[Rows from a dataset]

--- Begin ---

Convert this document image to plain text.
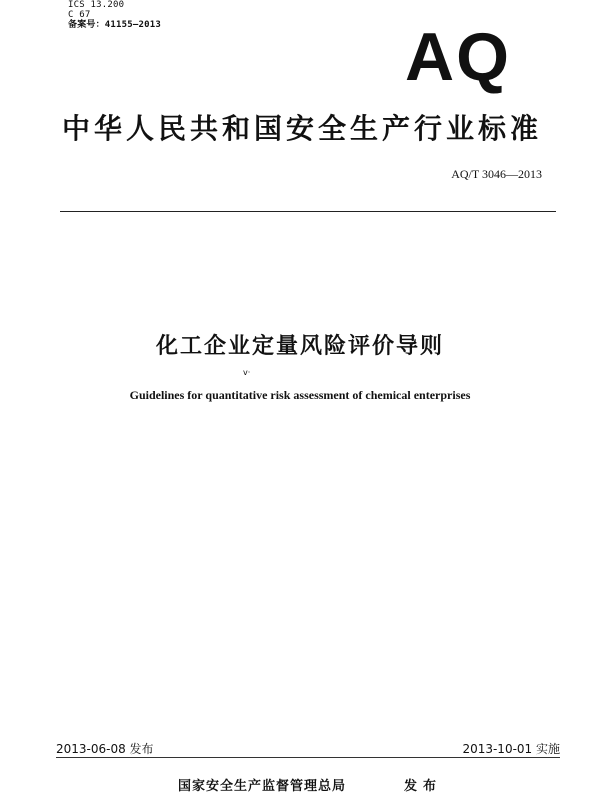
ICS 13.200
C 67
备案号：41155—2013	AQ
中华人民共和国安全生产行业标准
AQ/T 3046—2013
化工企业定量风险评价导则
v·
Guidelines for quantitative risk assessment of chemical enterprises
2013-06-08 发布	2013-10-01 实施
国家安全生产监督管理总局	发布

--- End ---
--- Begin ---

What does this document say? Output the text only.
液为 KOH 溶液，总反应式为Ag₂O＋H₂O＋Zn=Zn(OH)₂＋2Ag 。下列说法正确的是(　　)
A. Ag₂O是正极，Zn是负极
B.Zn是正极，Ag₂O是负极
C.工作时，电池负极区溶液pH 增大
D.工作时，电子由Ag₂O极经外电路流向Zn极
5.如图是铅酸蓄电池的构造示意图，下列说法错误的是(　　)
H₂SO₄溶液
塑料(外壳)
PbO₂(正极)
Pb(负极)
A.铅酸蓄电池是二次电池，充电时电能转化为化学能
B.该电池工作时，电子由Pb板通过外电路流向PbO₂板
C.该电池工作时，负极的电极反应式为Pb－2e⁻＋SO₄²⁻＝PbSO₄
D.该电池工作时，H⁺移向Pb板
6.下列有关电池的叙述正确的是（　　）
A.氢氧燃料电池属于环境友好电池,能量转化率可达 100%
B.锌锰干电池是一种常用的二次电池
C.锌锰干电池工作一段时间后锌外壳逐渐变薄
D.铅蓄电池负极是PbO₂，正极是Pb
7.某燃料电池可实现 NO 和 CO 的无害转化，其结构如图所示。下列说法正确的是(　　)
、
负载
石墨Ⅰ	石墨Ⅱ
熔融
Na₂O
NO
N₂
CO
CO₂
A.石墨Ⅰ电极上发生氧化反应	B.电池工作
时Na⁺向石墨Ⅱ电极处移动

--- End ---
--- Begin ---

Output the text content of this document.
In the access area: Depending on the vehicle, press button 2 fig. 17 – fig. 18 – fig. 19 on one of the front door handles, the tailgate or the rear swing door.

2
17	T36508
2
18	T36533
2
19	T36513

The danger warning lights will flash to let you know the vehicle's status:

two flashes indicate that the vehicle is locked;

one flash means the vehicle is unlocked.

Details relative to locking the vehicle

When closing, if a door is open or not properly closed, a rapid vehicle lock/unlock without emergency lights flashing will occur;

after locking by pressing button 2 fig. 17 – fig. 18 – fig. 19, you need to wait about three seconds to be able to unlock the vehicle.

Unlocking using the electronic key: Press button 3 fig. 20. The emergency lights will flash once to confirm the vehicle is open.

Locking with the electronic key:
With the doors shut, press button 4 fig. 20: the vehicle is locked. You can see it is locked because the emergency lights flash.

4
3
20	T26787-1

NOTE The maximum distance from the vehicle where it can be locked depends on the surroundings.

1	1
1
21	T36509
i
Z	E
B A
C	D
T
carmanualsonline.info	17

--- End ---

The exercise: Report only the number of lines that hold the word "lights".

Reply: 4